__Work required__. Count the lines in the records below that contain the word "name", and reply with only that number.

__Given data__.
★ ★ ★ ★ ★ ★ ★
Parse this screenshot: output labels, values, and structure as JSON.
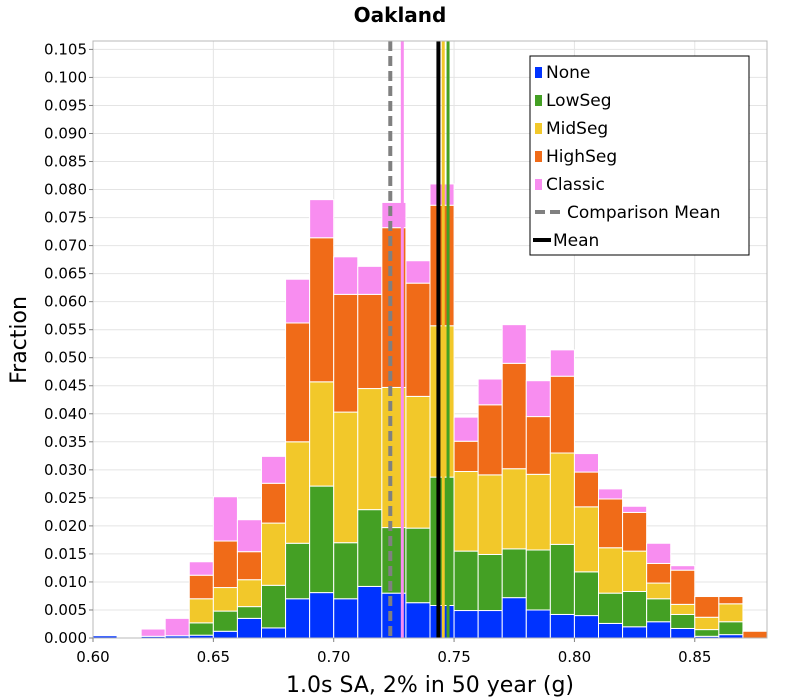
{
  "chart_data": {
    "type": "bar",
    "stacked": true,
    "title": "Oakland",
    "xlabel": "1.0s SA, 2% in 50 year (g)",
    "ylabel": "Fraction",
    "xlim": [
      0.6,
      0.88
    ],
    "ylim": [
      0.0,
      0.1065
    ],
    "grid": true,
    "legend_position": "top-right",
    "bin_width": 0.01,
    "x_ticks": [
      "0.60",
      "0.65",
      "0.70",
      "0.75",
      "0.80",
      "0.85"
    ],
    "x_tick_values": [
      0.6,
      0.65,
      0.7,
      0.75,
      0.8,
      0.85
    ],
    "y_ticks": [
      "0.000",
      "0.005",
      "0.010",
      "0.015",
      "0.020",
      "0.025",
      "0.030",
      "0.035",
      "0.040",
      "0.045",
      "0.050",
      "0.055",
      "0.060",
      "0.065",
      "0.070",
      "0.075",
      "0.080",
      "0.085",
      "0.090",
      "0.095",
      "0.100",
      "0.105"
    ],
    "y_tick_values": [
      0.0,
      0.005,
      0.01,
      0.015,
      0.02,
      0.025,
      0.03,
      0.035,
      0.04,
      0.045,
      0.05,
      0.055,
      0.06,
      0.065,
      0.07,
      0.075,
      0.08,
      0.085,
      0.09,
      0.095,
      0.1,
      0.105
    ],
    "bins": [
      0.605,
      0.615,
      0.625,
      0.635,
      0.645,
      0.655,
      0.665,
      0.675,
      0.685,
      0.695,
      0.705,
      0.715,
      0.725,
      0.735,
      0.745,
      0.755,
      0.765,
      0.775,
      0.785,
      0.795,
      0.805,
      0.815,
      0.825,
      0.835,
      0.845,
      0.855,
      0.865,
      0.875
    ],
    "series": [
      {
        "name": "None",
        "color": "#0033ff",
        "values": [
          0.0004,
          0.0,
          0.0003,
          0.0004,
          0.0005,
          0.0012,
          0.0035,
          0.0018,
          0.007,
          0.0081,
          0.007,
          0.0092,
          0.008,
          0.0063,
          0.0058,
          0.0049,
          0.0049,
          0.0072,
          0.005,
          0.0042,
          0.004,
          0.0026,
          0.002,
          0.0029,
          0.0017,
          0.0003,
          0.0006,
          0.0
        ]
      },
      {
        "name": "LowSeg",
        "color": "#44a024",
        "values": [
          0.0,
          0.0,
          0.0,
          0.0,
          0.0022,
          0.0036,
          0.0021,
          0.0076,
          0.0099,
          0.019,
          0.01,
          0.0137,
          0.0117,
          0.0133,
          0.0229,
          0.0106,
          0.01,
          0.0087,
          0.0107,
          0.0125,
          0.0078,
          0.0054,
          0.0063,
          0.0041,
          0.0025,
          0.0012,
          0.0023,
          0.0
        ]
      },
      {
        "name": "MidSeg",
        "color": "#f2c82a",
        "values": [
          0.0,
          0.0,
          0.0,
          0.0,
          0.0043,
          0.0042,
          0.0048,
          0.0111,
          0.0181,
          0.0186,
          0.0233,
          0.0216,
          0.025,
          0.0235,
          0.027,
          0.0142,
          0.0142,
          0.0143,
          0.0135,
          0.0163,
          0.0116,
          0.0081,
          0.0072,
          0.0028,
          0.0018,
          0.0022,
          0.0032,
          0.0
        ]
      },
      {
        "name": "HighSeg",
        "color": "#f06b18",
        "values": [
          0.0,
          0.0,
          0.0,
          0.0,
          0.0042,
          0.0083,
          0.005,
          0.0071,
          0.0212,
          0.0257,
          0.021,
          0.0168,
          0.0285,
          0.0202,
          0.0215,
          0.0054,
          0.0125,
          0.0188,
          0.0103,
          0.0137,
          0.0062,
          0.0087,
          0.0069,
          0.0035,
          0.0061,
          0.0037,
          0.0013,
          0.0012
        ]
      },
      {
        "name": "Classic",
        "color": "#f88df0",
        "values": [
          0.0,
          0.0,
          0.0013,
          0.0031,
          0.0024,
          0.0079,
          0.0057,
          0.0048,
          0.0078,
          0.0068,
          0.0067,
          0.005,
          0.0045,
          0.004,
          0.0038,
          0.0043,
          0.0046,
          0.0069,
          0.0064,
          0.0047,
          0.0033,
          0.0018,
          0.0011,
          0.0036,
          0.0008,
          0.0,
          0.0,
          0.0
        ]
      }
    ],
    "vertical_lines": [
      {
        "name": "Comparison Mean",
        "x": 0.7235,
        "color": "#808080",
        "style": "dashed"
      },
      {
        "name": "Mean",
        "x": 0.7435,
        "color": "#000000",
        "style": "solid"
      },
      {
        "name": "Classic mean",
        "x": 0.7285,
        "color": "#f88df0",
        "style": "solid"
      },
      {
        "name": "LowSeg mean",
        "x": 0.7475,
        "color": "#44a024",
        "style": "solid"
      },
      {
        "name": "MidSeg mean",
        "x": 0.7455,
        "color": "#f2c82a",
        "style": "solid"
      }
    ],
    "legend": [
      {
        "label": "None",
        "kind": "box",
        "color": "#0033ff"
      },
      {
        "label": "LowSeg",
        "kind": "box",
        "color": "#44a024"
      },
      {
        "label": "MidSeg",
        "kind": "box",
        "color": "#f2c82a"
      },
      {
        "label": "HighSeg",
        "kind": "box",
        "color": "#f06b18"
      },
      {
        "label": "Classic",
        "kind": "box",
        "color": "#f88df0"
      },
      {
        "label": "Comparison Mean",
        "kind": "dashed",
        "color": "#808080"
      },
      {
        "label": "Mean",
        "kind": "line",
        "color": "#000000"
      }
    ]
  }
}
★ ★ ★ ★ ★ ★ ★
__Reply to the exercise__. 10